DESCRIPTION OF THE TASK: Output the entries below exactly as written, omitting pictures.

DATA EXTRACT:

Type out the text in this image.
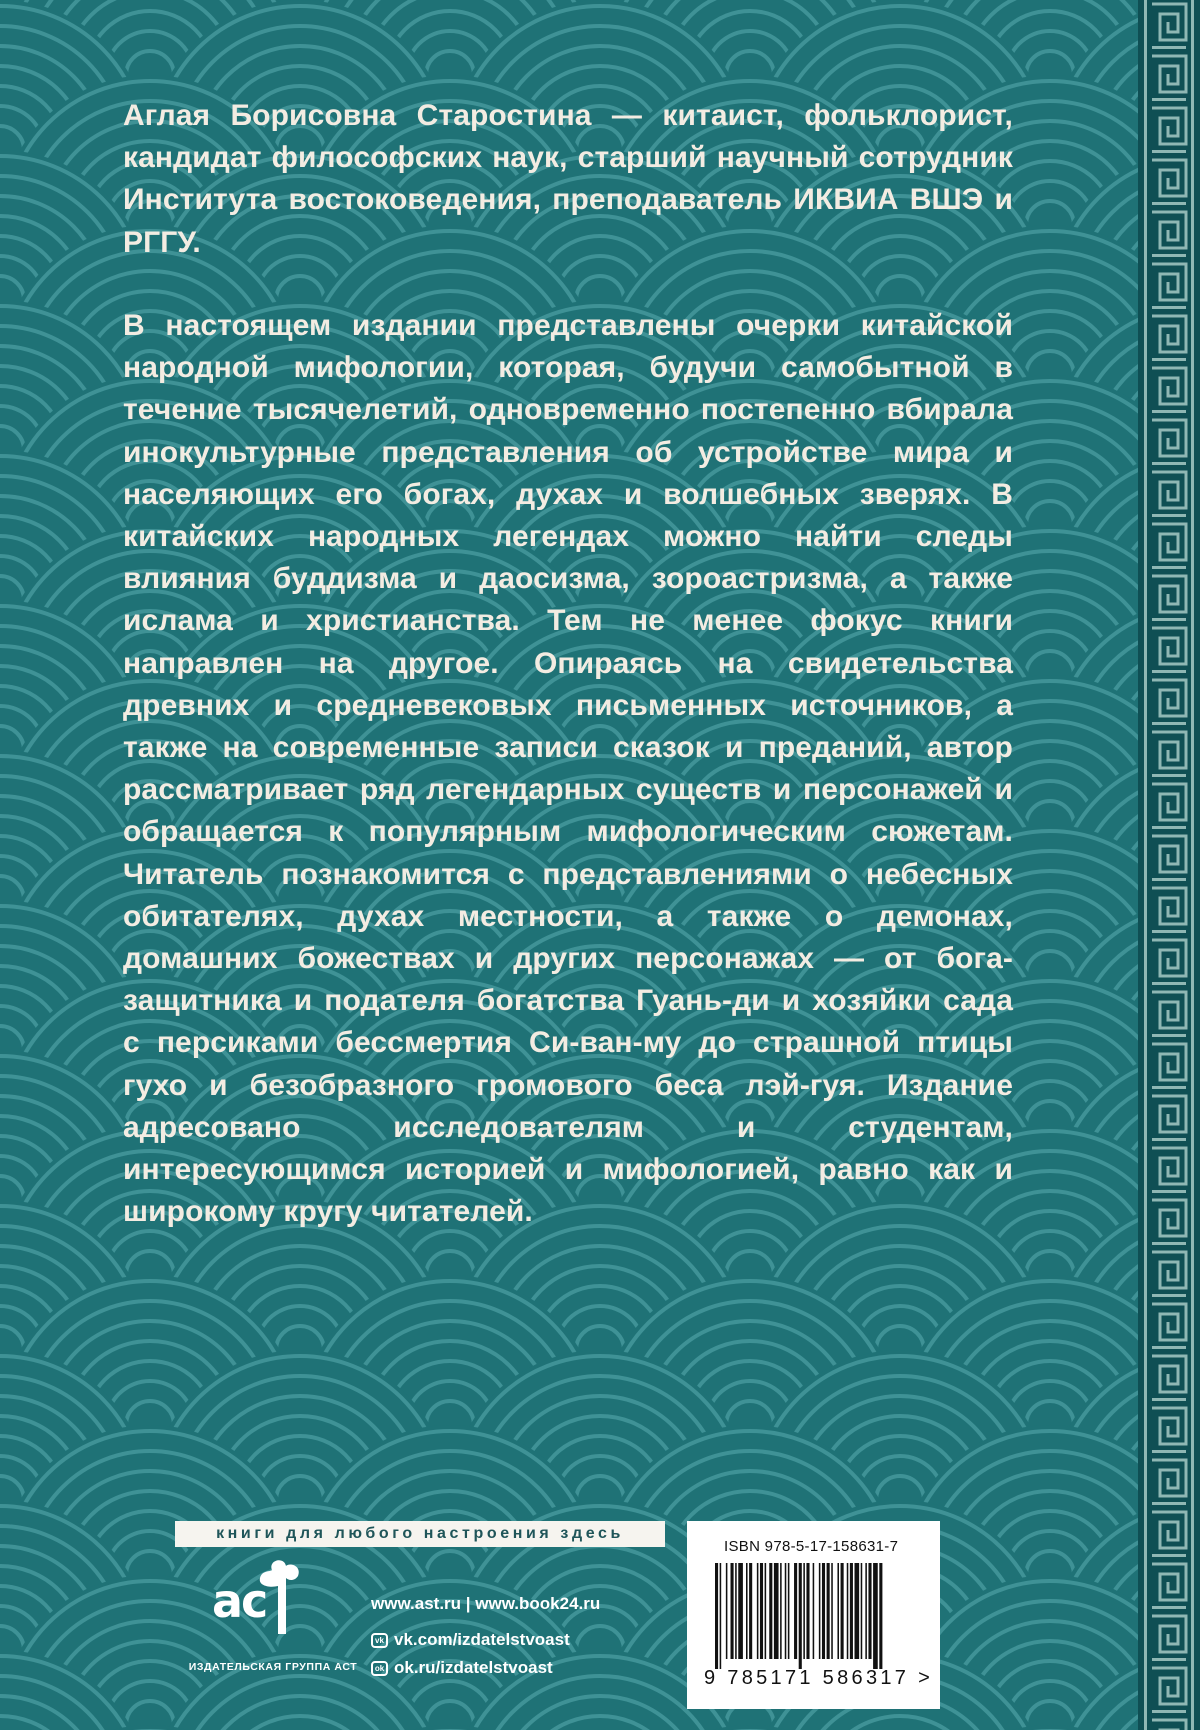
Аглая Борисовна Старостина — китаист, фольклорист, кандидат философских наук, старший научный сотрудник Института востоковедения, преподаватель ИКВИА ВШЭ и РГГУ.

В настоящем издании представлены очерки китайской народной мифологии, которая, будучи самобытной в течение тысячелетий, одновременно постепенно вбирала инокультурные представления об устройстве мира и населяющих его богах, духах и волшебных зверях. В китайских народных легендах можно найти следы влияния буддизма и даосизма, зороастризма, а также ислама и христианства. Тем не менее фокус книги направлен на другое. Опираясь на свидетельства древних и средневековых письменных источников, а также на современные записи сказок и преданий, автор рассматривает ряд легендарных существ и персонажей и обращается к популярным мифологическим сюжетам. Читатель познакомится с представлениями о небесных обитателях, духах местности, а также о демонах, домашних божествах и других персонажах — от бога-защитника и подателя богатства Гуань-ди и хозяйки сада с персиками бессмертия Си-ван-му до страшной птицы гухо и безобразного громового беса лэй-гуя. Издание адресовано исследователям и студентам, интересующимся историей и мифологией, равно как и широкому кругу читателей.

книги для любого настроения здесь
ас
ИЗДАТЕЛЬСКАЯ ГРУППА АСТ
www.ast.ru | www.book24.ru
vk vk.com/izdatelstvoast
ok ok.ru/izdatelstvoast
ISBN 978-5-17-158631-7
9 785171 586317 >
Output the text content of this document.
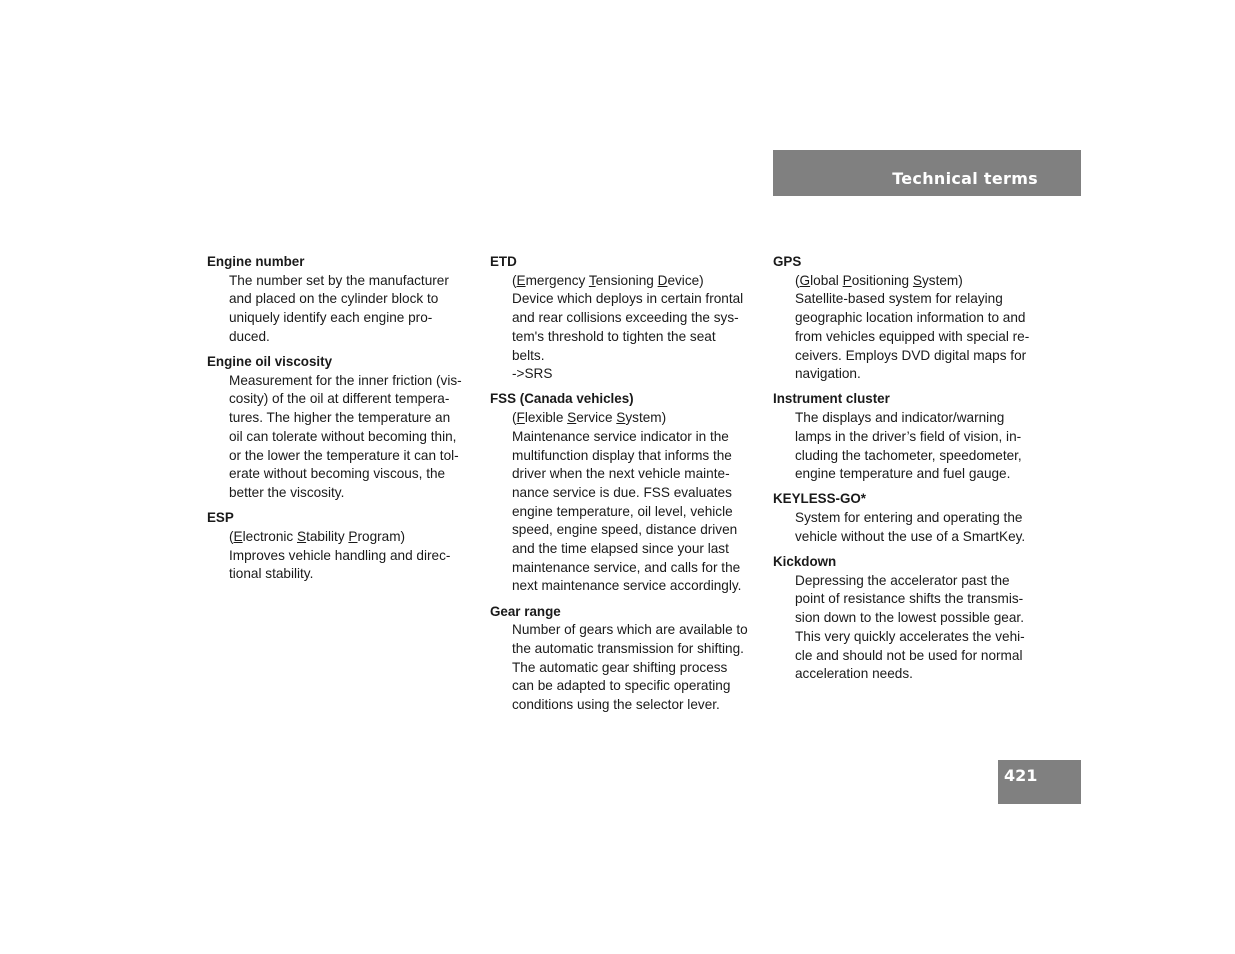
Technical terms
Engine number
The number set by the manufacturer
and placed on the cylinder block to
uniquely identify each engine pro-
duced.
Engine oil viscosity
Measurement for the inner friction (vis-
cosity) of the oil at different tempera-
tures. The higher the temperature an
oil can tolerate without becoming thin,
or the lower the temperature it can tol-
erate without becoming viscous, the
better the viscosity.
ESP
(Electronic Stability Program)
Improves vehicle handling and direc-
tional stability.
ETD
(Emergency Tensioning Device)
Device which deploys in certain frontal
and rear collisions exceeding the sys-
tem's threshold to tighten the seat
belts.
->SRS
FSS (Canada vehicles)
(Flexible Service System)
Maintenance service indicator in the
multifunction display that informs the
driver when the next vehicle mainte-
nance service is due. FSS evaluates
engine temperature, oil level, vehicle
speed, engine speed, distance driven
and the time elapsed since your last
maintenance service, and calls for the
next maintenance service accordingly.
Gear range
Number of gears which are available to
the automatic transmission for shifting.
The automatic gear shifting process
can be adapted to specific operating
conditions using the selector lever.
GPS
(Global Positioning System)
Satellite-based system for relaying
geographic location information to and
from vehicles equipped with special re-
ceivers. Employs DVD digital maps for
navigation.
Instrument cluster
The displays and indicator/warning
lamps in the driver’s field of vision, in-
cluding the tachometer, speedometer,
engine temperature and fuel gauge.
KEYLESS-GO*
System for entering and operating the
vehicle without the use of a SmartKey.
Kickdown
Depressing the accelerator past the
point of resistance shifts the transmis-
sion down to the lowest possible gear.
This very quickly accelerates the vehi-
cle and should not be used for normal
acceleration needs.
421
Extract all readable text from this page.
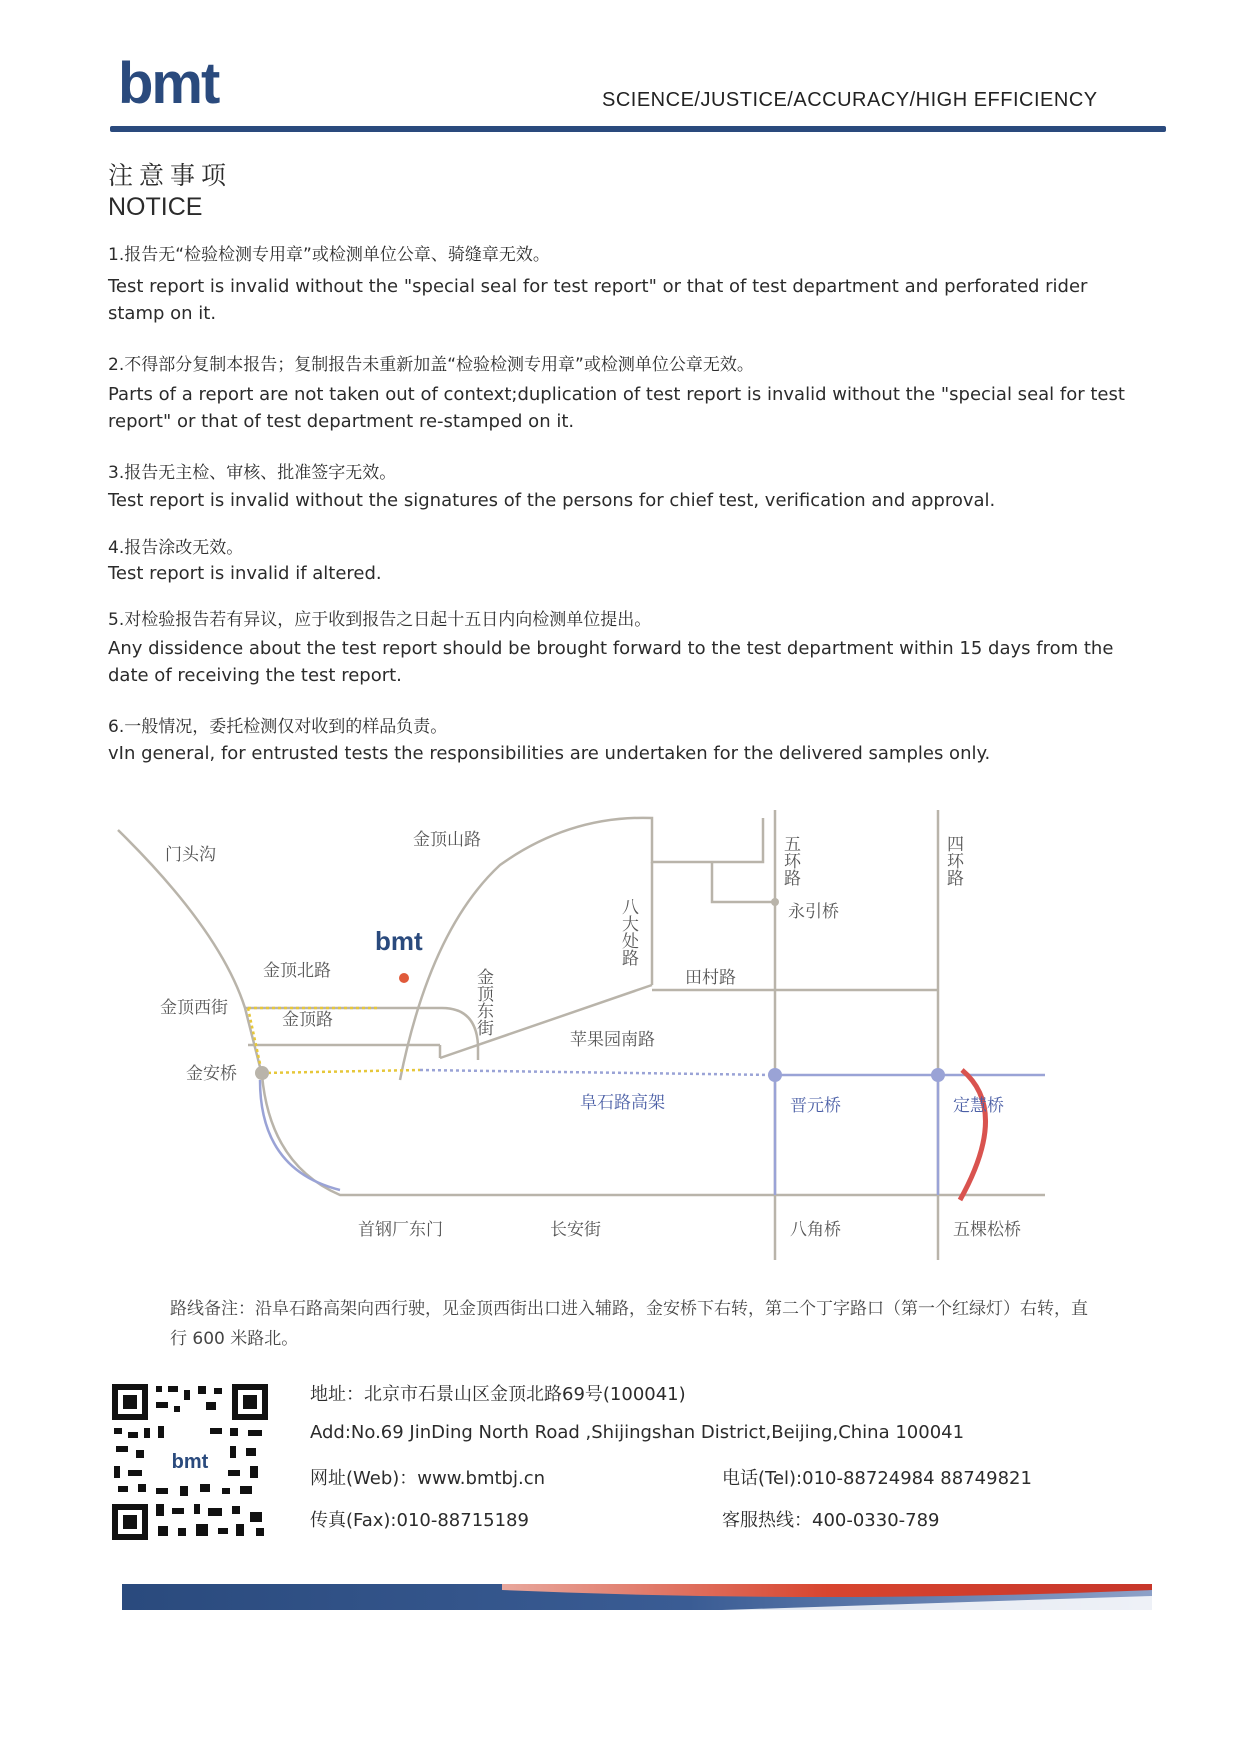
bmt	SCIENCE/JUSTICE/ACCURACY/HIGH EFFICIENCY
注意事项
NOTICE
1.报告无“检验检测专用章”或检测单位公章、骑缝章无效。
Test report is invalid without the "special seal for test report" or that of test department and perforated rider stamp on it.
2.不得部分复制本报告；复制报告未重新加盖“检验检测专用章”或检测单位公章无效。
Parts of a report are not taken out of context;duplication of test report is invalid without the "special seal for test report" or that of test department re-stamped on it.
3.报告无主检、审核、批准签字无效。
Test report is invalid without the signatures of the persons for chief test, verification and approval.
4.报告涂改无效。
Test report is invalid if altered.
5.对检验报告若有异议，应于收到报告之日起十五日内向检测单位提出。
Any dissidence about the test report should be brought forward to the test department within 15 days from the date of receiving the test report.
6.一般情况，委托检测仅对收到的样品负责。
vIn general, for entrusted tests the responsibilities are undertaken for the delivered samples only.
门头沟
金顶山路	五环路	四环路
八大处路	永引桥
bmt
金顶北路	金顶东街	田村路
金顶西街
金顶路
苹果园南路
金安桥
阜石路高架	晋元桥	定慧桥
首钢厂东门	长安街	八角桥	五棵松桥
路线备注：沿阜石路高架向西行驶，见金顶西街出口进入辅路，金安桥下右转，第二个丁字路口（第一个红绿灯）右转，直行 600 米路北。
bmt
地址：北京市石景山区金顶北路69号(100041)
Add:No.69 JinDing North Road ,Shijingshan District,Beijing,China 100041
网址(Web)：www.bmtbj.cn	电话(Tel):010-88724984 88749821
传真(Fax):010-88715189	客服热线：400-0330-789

THE OUTPUT:
Type out the text in this image.
Аглая Борисовна Старостина — китаист, фольклорист, кандидат философских наук, старший научный сотрудник Института востоковедения, преподаватель ИКВИА ВШЭ и РГГУ.

В настоящем издании представлены очерки китайской народной мифологии, которая, будучи самобытной в течение тысячелетий, одновременно постепенно вбирала инокультурные представления об устройстве мира и населяющих его богах, духах и волшебных зверях. В китайских народных легендах можно найти следы влияния буддизма и даосизма, зороастризма, а также ислама и христианства. Тем не менее фокус книги направлен на другое. Опираясь на свидетельства древних и средневековых письменных источников, а также на современные записи сказок и преданий, автор рассматривает ряд легендарных существ и персонажей и обращается к популярным мифологическим сюжетам. Читатель познакомится с представлениями о небесных обитателях, духах местности, а также о демонах, домашних божествах и других персонажах — от бога-защитника и подателя богатства Гуань-ди и хозяйки сада с персиками бессмертия Си-ван-му до страшной птицы гухо и безобразного громового беса лэй-гуя. Издание адресовано исследователям и студентам, интересующимся историей и мифологией, равно как и широкому кругу читателей.

книги для любого настроения здесь
ас
ИЗДАТЕЛЬСКАЯ ГРУППА АСТ
www.ast.ru | www.book24.ru
vk vk.com/izdatelstvoast
ok ok.ru/izdatelstvoast
ISBN 978-5-17-158631-7
9 785171 586317 >
Output the text content of this document.
Technical terms
Engine number
The number set by the manufacturer
and placed on the cylinder block to
uniquely identify each engine pro-
duced.
Engine oil viscosity
Measurement for the inner friction (vis-
cosity) of the oil at different tempera-
tures. The higher the temperature an
oil can tolerate without becoming thin,
or the lower the temperature it can tol-
erate without becoming viscous, the
better the viscosity.
ESP
(Electronic Stability Program)
Improves vehicle handling and direc-
tional stability.
ETD
(Emergency Tensioning Device)
Device which deploys in certain frontal
and rear collisions exceeding the sys-
tem's threshold to tighten the seat
belts.
->SRS
FSS (Canada vehicles)
(Flexible Service System)
Maintenance service indicator in the
multifunction display that informs the
driver when the next vehicle mainte-
nance service is due. FSS evaluates
engine temperature, oil level, vehicle
speed, engine speed, distance driven
and the time elapsed since your last
maintenance service, and calls for the
next maintenance service accordingly.
Gear range
Number of gears which are available to
the automatic transmission for shifting.
The automatic gear shifting process
can be adapted to specific operating
conditions using the selector lever.
GPS
(Global Positioning System)
Satellite-based system for relaying
geographic location information to and
from vehicles equipped with special re-
ceivers. Employs DVD digital maps for
navigation.
Instrument cluster
The displays and indicator/warning
lamps in the driver’s field of vision, in-
cluding the tachometer, speedometer,
engine temperature and fuel gauge.
KEYLESS-GO*
System for entering and operating the
vehicle without the use of a SmartKey.
Kickdown
Depressing the accelerator past the
point of resistance shifts the transmis-
sion down to the lowest possible gear.
This very quickly accelerates the vehi-
cle and should not be used for normal
acceleration needs.
421
Extract all readable text from this page.
bmt	SCIENCE/JUSTICE/ACCURACY/HIGH EFFICIENCY
注意事项
NOTICE
1.报告无“检验检测专用章”或检测单位公章、骑缝章无效。
Test report is invalid without the "special seal for test report" or that of test department and perforated rider stamp on it.
2.不得部分复制本报告；复制报告未重新加盖“检验检测专用章”或检测单位公章无效。
Parts of a report are not taken out of context;duplication of test report is invalid without the "special seal for test report" or that of test department re-stamped on it.
3.报告无主检、审核、批准签字无效。
Test report is invalid without the signatures of the persons for chief test, verification and approval.
4.报告涂改无效。
Test report is invalid if altered.
5.对检验报告若有异议，应于收到报告之日起十五日内向检测单位提出。
Any dissidence about the test report should be brought forward to the test department within 15 days from the date of receiving the test report.
6.一般情况，委托检测仅对收到的样品负责。
vIn general, for entrusted tests the responsibilities are undertaken for the delivered samples only.
门头沟
金顶山路	五环路	四环路
八大处路	永引桥
bmt
金顶北路	金顶东街	田村路
金顶西街
金顶路
苹果园南路
金安桥
阜石路高架	晋元桥	定慧桥
首钢厂东门	长安街	八角桥	五棵松桥
路线备注：沿阜石路高架向西行驶，见金顶西街出口进入辅路，金安桥下右转，第二个丁字路口（第一个红绿灯）右转，直行 600 米路北。
bmt
地址：北京市石景山区金顶北路69号(100041)
Add:No.69 JinDing North Road ,Shijingshan District,Beijing,China 100041
网址(Web)：www.bmtbj.cn	电话(Tel):010-88724984 88749821
传真(Fax):010-88715189	客服热线：400-0330-789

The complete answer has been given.